Items from a figure collection:
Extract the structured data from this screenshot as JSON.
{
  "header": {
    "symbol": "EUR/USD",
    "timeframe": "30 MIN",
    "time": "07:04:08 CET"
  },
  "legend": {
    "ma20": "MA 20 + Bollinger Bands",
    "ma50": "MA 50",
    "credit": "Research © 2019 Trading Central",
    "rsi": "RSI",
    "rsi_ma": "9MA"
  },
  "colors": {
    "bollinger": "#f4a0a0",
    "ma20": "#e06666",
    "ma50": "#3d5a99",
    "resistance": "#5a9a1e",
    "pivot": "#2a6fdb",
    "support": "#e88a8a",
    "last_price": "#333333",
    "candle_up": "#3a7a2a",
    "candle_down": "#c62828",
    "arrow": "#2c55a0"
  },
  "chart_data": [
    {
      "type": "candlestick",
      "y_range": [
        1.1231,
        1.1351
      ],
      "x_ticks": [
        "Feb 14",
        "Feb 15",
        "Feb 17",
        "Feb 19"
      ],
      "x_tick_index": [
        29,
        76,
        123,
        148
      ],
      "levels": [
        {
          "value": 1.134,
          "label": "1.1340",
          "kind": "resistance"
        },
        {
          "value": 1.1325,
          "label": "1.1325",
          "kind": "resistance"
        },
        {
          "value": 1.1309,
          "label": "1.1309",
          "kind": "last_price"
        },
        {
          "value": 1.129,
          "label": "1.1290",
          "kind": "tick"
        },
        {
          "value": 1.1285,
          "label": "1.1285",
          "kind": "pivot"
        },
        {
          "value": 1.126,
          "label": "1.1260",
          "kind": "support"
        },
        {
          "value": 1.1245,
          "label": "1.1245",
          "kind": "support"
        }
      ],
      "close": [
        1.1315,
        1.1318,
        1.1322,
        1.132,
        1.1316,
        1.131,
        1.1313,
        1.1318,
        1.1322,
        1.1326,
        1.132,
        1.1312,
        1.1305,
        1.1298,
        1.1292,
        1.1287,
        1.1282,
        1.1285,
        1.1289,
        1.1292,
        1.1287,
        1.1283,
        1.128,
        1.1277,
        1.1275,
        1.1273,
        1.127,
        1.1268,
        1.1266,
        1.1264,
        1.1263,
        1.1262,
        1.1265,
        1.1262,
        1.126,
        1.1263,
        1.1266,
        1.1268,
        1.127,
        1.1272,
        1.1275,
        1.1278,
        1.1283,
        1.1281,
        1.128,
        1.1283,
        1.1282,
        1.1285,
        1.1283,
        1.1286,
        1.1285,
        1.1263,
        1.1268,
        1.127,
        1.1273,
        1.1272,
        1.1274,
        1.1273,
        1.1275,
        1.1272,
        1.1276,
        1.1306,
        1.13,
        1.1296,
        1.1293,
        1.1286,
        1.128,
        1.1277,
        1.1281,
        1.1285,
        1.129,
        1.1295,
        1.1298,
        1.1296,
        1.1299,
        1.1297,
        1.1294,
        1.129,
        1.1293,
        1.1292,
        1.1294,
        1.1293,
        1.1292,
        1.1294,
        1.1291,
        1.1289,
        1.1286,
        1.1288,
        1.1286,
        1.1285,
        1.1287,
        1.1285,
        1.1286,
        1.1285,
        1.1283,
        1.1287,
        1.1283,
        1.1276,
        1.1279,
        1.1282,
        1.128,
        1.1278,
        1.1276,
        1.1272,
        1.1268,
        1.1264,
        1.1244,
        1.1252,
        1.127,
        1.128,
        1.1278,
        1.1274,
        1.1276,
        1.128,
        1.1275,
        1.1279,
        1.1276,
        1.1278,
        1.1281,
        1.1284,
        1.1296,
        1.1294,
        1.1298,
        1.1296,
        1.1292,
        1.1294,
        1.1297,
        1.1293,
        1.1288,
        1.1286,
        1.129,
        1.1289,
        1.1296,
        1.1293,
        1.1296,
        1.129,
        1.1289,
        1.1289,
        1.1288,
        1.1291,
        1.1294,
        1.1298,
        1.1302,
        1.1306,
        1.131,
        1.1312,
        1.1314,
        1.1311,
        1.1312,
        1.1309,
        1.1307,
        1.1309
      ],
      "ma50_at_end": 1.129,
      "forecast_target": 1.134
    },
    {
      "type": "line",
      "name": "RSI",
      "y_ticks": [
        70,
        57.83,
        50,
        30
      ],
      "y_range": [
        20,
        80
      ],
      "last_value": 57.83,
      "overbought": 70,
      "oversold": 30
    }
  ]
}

### EXERCISE INSTRUCTIONS
Go through the records and show every line with the string "label" in it.

### FINISHED ANSWER
          "label": "1.1340",
          "label": "1.1325",
          "label": "1.1309",
          "label": "1.1290",
          "label": "1.1285",
          "label": "1.1260",
          "label": "1.1245",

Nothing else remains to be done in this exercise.